### What is required
The records below must be output exactly, without pictures.

*** Data excerpts

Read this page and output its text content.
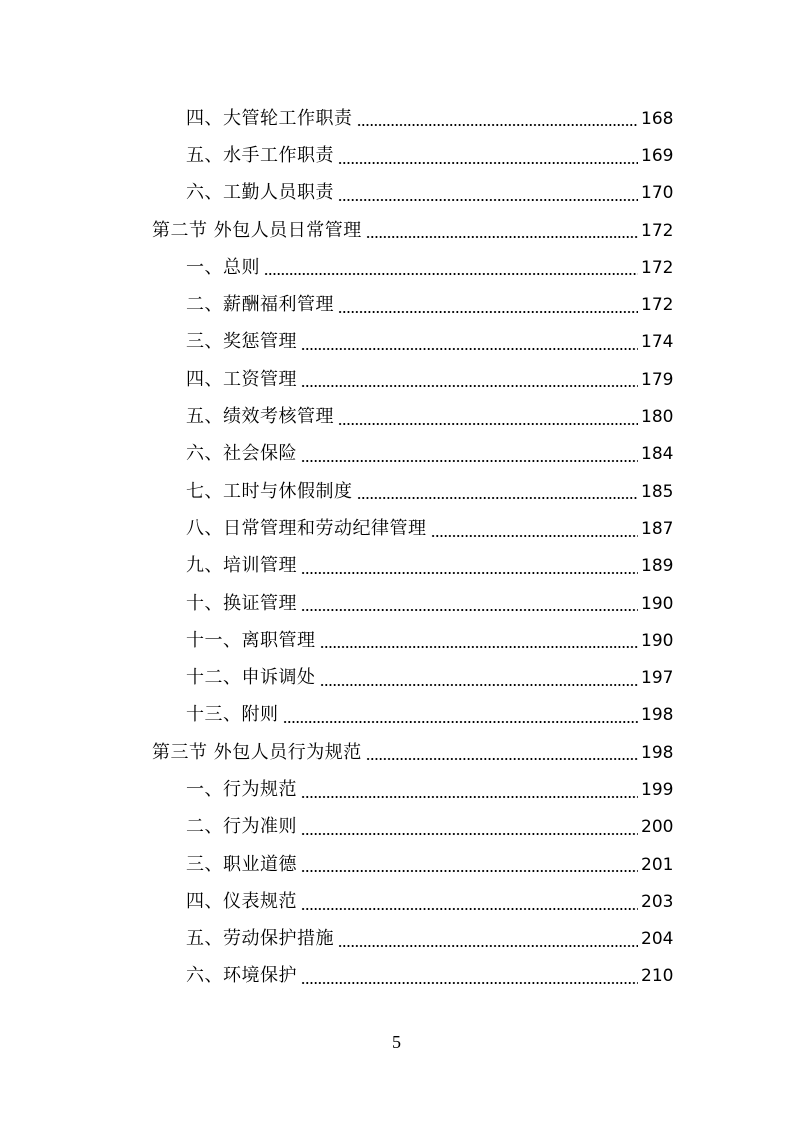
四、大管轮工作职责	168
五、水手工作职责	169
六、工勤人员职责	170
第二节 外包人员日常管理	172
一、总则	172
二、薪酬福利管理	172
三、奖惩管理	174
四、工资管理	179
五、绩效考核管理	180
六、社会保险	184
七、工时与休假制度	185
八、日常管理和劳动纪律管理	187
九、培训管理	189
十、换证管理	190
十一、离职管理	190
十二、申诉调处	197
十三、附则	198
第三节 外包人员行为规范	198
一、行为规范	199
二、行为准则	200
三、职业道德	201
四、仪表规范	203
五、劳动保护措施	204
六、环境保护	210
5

******

### Solution
Read this page and output its text content.
四、大管轮工作职责	168
五、水手工作职责	169
六、工勤人员职责	170
第二节 外包人员日常管理	172
一、总则	172
二、薪酬福利管理	172
三、奖惩管理	174
四、工资管理	179
五、绩效考核管理	180
六、社会保险	184
七、工时与休假制度	185
八、日常管理和劳动纪律管理	187
九、培训管理	189
十、换证管理	190
十一、离职管理	190
十二、申诉调处	197
十三、附则	198
第三节 外包人员行为规范	198
一、行为规范	199
二、行为准则	200
三、职业道德	201
四、仪表规范	203
五、劳动保护措施	204
六、环境保护	210
5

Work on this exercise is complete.